▶ **Your instructions**
The records below are to be repeated in full, exactly as they are.
-- start --
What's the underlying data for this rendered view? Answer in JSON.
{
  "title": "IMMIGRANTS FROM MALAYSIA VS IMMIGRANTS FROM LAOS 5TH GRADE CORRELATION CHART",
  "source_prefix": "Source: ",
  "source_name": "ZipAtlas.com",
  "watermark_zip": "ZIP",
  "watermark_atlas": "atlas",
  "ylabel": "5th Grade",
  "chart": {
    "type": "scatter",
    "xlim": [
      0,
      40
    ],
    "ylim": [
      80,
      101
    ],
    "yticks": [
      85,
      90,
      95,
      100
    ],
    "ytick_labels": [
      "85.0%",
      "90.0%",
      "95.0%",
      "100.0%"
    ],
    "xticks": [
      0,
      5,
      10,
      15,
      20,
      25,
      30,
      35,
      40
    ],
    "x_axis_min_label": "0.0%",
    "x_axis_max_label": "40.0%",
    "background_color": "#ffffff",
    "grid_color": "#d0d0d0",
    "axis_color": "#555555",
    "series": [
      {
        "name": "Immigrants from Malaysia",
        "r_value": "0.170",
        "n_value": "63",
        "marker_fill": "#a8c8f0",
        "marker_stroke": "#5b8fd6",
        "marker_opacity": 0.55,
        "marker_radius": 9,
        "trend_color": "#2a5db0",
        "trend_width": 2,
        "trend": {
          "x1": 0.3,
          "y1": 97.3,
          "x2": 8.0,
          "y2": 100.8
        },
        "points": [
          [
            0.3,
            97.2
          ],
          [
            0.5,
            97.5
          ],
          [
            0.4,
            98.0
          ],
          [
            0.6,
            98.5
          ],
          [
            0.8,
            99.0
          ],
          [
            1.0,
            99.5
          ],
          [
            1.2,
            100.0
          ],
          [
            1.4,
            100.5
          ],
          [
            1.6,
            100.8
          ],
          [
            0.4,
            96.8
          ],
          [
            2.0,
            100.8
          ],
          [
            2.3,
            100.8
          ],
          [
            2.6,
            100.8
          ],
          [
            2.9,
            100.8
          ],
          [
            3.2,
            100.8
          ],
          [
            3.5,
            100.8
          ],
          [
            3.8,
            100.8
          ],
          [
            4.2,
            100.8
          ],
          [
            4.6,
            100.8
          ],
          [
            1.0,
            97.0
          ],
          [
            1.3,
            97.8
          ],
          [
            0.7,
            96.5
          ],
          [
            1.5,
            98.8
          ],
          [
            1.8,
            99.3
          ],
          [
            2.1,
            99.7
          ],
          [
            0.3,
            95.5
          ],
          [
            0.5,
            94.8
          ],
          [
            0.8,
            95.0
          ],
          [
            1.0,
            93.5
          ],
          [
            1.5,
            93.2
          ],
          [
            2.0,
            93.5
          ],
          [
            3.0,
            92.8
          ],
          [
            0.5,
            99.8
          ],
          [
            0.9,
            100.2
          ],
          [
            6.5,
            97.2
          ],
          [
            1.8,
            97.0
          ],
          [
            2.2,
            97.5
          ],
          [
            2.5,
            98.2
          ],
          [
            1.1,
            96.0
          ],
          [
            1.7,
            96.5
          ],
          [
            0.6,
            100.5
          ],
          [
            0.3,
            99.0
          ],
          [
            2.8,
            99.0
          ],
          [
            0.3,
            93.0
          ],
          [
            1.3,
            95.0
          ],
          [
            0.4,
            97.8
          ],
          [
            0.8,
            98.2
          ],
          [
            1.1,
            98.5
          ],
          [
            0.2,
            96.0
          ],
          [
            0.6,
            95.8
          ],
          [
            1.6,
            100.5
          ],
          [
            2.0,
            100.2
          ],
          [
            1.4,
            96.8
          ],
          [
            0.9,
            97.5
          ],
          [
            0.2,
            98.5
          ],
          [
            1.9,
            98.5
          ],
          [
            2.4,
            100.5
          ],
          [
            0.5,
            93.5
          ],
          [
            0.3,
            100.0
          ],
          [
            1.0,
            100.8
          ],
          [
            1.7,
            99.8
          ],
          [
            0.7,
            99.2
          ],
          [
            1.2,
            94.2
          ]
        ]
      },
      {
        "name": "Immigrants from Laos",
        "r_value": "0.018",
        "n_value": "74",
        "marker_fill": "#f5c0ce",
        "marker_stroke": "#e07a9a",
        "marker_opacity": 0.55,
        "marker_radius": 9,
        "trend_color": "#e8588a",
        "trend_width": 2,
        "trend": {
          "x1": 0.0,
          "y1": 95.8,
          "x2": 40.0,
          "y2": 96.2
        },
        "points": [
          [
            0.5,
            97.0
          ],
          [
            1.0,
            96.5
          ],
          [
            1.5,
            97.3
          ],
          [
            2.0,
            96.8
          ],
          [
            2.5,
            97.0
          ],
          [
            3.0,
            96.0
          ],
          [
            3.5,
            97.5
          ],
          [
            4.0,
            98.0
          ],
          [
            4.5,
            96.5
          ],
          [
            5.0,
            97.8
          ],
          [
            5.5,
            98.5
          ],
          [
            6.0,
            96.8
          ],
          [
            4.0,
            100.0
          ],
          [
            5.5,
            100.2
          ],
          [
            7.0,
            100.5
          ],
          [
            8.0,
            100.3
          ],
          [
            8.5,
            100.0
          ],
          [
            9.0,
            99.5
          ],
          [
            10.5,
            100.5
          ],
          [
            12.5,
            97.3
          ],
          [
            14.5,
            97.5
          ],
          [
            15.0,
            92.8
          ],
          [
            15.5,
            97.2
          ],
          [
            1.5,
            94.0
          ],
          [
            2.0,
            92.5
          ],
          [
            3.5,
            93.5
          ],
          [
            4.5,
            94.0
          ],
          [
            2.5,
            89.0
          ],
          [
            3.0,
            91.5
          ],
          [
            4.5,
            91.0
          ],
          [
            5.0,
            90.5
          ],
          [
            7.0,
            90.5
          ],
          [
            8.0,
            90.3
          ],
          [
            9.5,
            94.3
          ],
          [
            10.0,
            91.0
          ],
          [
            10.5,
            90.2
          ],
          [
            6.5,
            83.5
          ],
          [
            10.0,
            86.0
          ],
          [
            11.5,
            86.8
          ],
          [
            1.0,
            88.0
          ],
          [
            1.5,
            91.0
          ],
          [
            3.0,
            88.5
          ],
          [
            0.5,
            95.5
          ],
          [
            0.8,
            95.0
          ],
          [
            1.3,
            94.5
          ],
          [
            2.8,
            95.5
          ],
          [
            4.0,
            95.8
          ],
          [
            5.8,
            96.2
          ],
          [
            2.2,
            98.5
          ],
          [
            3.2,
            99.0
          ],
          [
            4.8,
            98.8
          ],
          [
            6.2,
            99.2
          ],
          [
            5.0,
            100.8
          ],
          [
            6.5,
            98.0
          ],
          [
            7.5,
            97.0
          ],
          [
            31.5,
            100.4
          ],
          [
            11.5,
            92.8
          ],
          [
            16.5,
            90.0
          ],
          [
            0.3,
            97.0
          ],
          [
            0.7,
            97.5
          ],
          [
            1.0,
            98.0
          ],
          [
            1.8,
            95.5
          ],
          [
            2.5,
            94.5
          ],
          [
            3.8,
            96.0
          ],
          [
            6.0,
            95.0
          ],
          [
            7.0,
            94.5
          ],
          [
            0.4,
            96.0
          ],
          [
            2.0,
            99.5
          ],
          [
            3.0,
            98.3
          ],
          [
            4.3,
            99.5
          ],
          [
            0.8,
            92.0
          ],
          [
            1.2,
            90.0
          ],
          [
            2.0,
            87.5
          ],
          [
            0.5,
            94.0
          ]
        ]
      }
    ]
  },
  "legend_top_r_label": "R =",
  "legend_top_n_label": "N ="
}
-- end --
▶ **Exercise output**
What's the underlying data for this rendered view? Answer in JSON.
{
  "title": "IMMIGRANTS FROM MALAYSIA VS IMMIGRANTS FROM LAOS 5TH GRADE CORRELATION CHART",
  "source_prefix": "Source: ",
  "source_name": "ZipAtlas.com",
  "watermark_zip": "ZIP",
  "watermark_atlas": "atlas",
  "ylabel": "5th Grade",
  "chart": {
    "type": "scatter",
    "xlim": [
      0,
      40
    ],
    "ylim": [
      80,
      101
    ],
    "yticks": [
      85,
      90,
      95,
      100
    ],
    "ytick_labels": [
      "85.0%",
      "90.0%",
      "95.0%",
      "100.0%"
    ],
    "xticks": [
      0,
      5,
      10,
      15,
      20,
      25,
      30,
      35,
      40
    ],
    "x_axis_min_label": "0.0%",
    "x_axis_max_label": "40.0%",
    "background_color": "#ffffff",
    "grid_color": "#d0d0d0",
    "axis_color": "#555555",
    "series": [
      {
        "name": "Immigrants from Malaysia",
        "r_value": "0.170",
        "n_value": "63",
        "marker_fill": "#a8c8f0",
        "marker_stroke": "#5b8fd6",
        "marker_opacity": 0.55,
        "marker_radius": 9,
        "trend_color": "#2a5db0",
        "trend_width": 2,
        "trend": {
          "x1": 0.3,
          "y1": 97.3,
          "x2": 8.0,
          "y2": 100.8
        },
        "points": [
          [
            0.3,
            97.2
          ],
          [
            0.5,
            97.5
          ],
          [
            0.4,
            98.0
          ],
          [
            0.6,
            98.5
          ],
          [
            0.8,
            99.0
          ],
          [
            1.0,
            99.5
          ],
          [
            1.2,
            100.0
          ],
          [
            1.4,
            100.5
          ],
          [
            1.6,
            100.8
          ],
          [
            0.4,
            96.8
          ],
          [
            2.0,
            100.8
          ],
          [
            2.3,
            100.8
          ],
          [
            2.6,
            100.8
          ],
          [
            2.9,
            100.8
          ],
          [
            3.2,
            100.8
          ],
          [
            3.5,
            100.8
          ],
          [
            3.8,
            100.8
          ],
          [
            4.2,
            100.8
          ],
          [
            4.6,
            100.8
          ],
          [
            1.0,
            97.0
          ],
          [
            1.3,
            97.8
          ],
          [
            0.7,
            96.5
          ],
          [
            1.5,
            98.8
          ],
          [
            1.8,
            99.3
          ],
          [
            2.1,
            99.7
          ],
          [
            0.3,
            95.5
          ],
          [
            0.5,
            94.8
          ],
          [
            0.8,
            95.0
          ],
          [
            1.0,
            93.5
          ],
          [
            1.5,
            93.2
          ],
          [
            2.0,
            93.5
          ],
          [
            3.0,
            92.8
          ],
          [
            0.5,
            99.8
          ],
          [
            0.9,
            100.2
          ],
          [
            6.5,
            97.2
          ],
          [
            1.8,
            97.0
          ],
          [
            2.2,
            97.5
          ],
          [
            2.5,
            98.2
          ],
          [
            1.1,
            96.0
          ],
          [
            1.7,
            96.5
          ],
          [
            0.6,
            100.5
          ],
          [
            0.3,
            99.0
          ],
          [
            2.8,
            99.0
          ],
          [
            0.3,
            93.0
          ],
          [
            1.3,
            95.0
          ],
          [
            0.4,
            97.8
          ],
          [
            0.8,
            98.2
          ],
          [
            1.1,
            98.5
          ],
          [
            0.2,
            96.0
          ],
          [
            0.6,
            95.8
          ],
          [
            1.6,
            100.5
          ],
          [
            2.0,
            100.2
          ],
          [
            1.4,
            96.8
          ],
          [
            0.9,
            97.5
          ],
          [
            0.2,
            98.5
          ],
          [
            1.9,
            98.5
          ],
          [
            2.4,
            100.5
          ],
          [
            0.5,
            93.5
          ],
          [
            0.3,
            100.0
          ],
          [
            1.0,
            100.8
          ],
          [
            1.7,
            99.8
          ],
          [
            0.7,
            99.2
          ],
          [
            1.2,
            94.2
          ]
        ]
      },
      {
        "name": "Immigrants from Laos",
        "r_value": "0.018",
        "n_value": "74",
        "marker_fill": "#f5c0ce",
        "marker_stroke": "#e07a9a",
        "marker_opacity": 0.55,
        "marker_radius": 9,
        "trend_color": "#e8588a",
        "trend_width": 2,
        "trend": {
          "x1": 0.0,
          "y1": 95.8,
          "x2": 40.0,
          "y2": 96.2
        },
        "points": [
          [
            0.5,
            97.0
          ],
          [
            1.0,
            96.5
          ],
          [
            1.5,
            97.3
          ],
          [
            2.0,
            96.8
          ],
          [
            2.5,
            97.0
          ],
          [
            3.0,
            96.0
          ],
          [
            3.5,
            97.5
          ],
          [
            4.0,
            98.0
          ],
          [
            4.5,
            96.5
          ],
          [
            5.0,
            97.8
          ],
          [
            5.5,
            98.5
          ],
          [
            6.0,
            96.8
          ],
          [
            4.0,
            100.0
          ],
          [
            5.5,
            100.2
          ],
          [
            7.0,
            100.5
          ],
          [
            8.0,
            100.3
          ],
          [
            8.5,
            100.0
          ],
          [
            9.0,
            99.5
          ],
          [
            10.5,
            100.5
          ],
          [
            12.5,
            97.3
          ],
          [
            14.5,
            97.5
          ],
          [
            15.0,
            92.8
          ],
          [
            15.5,
            97.2
          ],
          [
            1.5,
            94.0
          ],
          [
            2.0,
            92.5
          ],
          [
            3.5,
            93.5
          ],
          [
            4.5,
            94.0
          ],
          [
            2.5,
            89.0
          ],
          [
            3.0,
            91.5
          ],
          [
            4.5,
            91.0
          ],
          [
            5.0,
            90.5
          ],
          [
            7.0,
            90.5
          ],
          [
            8.0,
            90.3
          ],
          [
            9.5,
            94.3
          ],
          [
            10.0,
            91.0
          ],
          [
            10.5,
            90.2
          ],
          [
            6.5,
            83.5
          ],
          [
            10.0,
            86.0
          ],
          [
            11.5,
            86.8
          ],
          [
            1.0,
            88.0
          ],
          [
            1.5,
            91.0
          ],
          [
            3.0,
            88.5
          ],
          [
            0.5,
            95.5
          ],
          [
            0.8,
            95.0
          ],
          [
            1.3,
            94.5
          ],
          [
            2.8,
            95.5
          ],
          [
            4.0,
            95.8
          ],
          [
            5.8,
            96.2
          ],
          [
            2.2,
            98.5
          ],
          [
            3.2,
            99.0
          ],
          [
            4.8,
            98.8
          ],
          [
            6.2,
            99.2
          ],
          [
            5.0,
            100.8
          ],
          [
            6.5,
            98.0
          ],
          [
            7.5,
            97.0
          ],
          [
            31.5,
            100.4
          ],
          [
            11.5,
            92.8
          ],
          [
            16.5,
            90.0
          ],
          [
            0.3,
            97.0
          ],
          [
            0.7,
            97.5
          ],
          [
            1.0,
            98.0
          ],
          [
            1.8,
            95.5
          ],
          [
            2.5,
            94.5
          ],
          [
            3.8,
            96.0
          ],
          [
            6.0,
            95.0
          ],
          [
            7.0,
            94.5
          ],
          [
            0.4,
            96.0
          ],
          [
            2.0,
            99.5
          ],
          [
            3.0,
            98.3
          ],
          [
            4.3,
            99.5
          ],
          [
            0.8,
            92.0
          ],
          [
            1.2,
            90.0
          ],
          [
            2.0,
            87.5
          ],
          [
            0.5,
            94.0
          ]
        ]
      }
    ]
  },
  "legend_top_r_label": "R =",
  "legend_top_n_label": "N ="
}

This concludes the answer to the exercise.